::: Material provided

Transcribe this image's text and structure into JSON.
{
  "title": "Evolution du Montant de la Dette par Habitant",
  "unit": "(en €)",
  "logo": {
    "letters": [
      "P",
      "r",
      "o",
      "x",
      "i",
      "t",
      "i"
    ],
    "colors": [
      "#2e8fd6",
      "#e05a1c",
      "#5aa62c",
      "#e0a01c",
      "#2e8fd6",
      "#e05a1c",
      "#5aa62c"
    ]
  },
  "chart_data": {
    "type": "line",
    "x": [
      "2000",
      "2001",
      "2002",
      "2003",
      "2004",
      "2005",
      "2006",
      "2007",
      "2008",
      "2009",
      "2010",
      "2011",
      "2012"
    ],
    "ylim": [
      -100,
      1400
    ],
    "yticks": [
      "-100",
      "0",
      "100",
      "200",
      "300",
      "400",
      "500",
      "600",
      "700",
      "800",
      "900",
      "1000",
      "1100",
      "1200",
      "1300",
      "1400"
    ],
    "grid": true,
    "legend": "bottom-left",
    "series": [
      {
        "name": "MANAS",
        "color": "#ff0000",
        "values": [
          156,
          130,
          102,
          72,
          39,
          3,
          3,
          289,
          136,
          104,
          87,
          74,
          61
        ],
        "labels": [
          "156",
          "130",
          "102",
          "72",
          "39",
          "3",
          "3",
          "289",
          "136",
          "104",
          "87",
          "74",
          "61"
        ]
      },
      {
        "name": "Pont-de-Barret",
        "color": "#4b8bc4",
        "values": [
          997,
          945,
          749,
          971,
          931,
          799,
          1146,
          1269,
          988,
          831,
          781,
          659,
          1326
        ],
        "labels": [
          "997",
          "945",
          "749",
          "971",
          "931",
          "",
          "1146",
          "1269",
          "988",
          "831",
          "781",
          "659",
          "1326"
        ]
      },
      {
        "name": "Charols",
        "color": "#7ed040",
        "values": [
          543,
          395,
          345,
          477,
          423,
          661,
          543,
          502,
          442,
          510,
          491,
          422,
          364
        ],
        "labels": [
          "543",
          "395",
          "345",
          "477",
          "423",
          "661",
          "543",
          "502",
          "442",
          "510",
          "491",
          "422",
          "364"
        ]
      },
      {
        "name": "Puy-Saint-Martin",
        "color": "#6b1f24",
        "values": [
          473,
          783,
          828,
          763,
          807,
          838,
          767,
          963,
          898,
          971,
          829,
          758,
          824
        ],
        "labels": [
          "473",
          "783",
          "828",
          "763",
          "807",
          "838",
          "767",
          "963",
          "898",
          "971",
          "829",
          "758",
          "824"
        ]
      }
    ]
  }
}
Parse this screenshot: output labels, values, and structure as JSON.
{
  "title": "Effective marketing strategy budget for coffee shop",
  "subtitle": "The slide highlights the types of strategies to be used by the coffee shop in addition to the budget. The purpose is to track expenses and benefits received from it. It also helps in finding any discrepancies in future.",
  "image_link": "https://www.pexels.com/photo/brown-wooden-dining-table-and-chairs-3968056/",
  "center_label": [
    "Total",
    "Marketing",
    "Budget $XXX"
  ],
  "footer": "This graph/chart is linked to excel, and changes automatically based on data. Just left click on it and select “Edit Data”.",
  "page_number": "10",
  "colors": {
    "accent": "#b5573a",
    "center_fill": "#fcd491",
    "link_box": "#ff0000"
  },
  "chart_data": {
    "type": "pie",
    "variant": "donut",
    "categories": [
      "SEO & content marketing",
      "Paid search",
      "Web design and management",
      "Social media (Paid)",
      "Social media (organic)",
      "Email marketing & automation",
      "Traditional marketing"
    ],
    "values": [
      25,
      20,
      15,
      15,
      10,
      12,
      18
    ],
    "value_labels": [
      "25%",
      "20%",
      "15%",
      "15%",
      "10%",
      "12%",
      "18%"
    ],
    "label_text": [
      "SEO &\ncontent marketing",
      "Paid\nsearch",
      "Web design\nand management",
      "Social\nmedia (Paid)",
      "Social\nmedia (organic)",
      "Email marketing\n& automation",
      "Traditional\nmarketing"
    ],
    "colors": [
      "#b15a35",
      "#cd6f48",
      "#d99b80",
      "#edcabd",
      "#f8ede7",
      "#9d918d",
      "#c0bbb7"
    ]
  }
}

::::::

Direction –
Retype each record exactly, leaving nothing out.

Correct result –
Transcribe this image's text and structure into JSON.
{
  "title": "Evolution du Montant de la Dette par Habitant",
  "unit": "(en €)",
  "logo": {
    "letters": [
      "P",
      "r",
      "o",
      "x",
      "i",
      "t",
      "i"
    ],
    "colors": [
      "#2e8fd6",
      "#e05a1c",
      "#5aa62c",
      "#e0a01c",
      "#2e8fd6",
      "#e05a1c",
      "#5aa62c"
    ]
  },
  "chart_data": {
    "type": "line",
    "x": [
      "2000",
      "2001",
      "2002",
      "2003",
      "2004",
      "2005",
      "2006",
      "2007",
      "2008",
      "2009",
      "2010",
      "2011",
      "2012"
    ],
    "ylim": [
      -100,
      1400
    ],
    "yticks": [
      "-100",
      "0",
      "100",
      "200",
      "300",
      "400",
      "500",
      "600",
      "700",
      "800",
      "900",
      "1000",
      "1100",
      "1200",
      "1300",
      "1400"
    ],
    "grid": true,
    "legend": "bottom-left",
    "series": [
      {
        "name": "MANAS",
        "color": "#ff0000",
        "values": [
          156,
          130,
          102,
          72,
          39,
          3,
          3,
          289,
          136,
          104,
          87,
          74,
          61
        ],
        "labels": [
          "156",
          "130",
          "102",
          "72",
          "39",
          "3",
          "3",
          "289",
          "136",
          "104",
          "87",
          "74",
          "61"
        ]
      },
      {
        "name": "Pont-de-Barret",
        "color": "#4b8bc4",
        "values": [
          997,
          945,
          749,
          971,
          931,
          799,
          1146,
          1269,
          988,
          831,
          781,
          659,
          1326
        ],
        "labels": [
          "997",
          "945",
          "749",
          "971",
          "931",
          "",
          "1146",
          "1269",
          "988",
          "831",
          "781",
          "659",
          "1326"
        ]
      },
      {
        "name": "Charols",
        "color": "#7ed040",
        "values": [
          543,
          395,
          345,
          477,
          423,
          661,
          543,
          502,
          442,
          510,
          491,
          422,
          364
        ],
        "labels": [
          "543",
          "395",
          "345",
          "477",
          "423",
          "661",
          "543",
          "502",
          "442",
          "510",
          "491",
          "422",
          "364"
        ]
      },
      {
        "name": "Puy-Saint-Martin",
        "color": "#6b1f24",
        "values": [
          473,
          783,
          828,
          763,
          807,
          838,
          767,
          963,
          898,
          971,
          829,
          758,
          824
        ],
        "labels": [
          "473",
          "783",
          "828",
          "763",
          "807",
          "838",
          "767",
          "963",
          "898",
          "971",
          "829",
          "758",
          "824"
        ]
      }
    ]
  }
}
Parse this screenshot: output labels, values, and structure as JSON.
{
  "title": "Effective marketing strategy budget for coffee shop",
  "subtitle": "The slide highlights the types of strategies to be used by the coffee shop in addition to the budget. The purpose is to track expenses and benefits received from it. It also helps in finding any discrepancies in future.",
  "image_link": "https://www.pexels.com/photo/brown-wooden-dining-table-and-chairs-3968056/",
  "center_label": [
    "Total",
    "Marketing",
    "Budget $XXX"
  ],
  "footer": "This graph/chart is linked to excel, and changes automatically based on data. Just left click on it and select “Edit Data”.",
  "page_number": "10",
  "colors": {
    "accent": "#b5573a",
    "center_fill": "#fcd491",
    "link_box": "#ff0000"
  },
  "chart_data": {
    "type": "pie",
    "variant": "donut",
    "categories": [
      "SEO & content marketing",
      "Paid search",
      "Web design and management",
      "Social media (Paid)",
      "Social media (organic)",
      "Email marketing & automation",
      "Traditional marketing"
    ],
    "values": [
      25,
      20,
      15,
      15,
      10,
      12,
      18
    ],
    "value_labels": [
      "25%",
      "20%",
      "15%",
      "15%",
      "10%",
      "12%",
      "18%"
    ],
    "label_text": [
      "SEO &\ncontent marketing",
      "Paid\nsearch",
      "Web design\nand management",
      "Social\nmedia (Paid)",
      "Social\nmedia (organic)",
      "Email marketing\n& automation",
      "Traditional\nmarketing"
    ],
    "colors": [
      "#b15a35",
      "#cd6f48",
      "#d99b80",
      "#edcabd",
      "#f8ede7",
      "#9d918d",
      "#c0bbb7"
    ]
  }
}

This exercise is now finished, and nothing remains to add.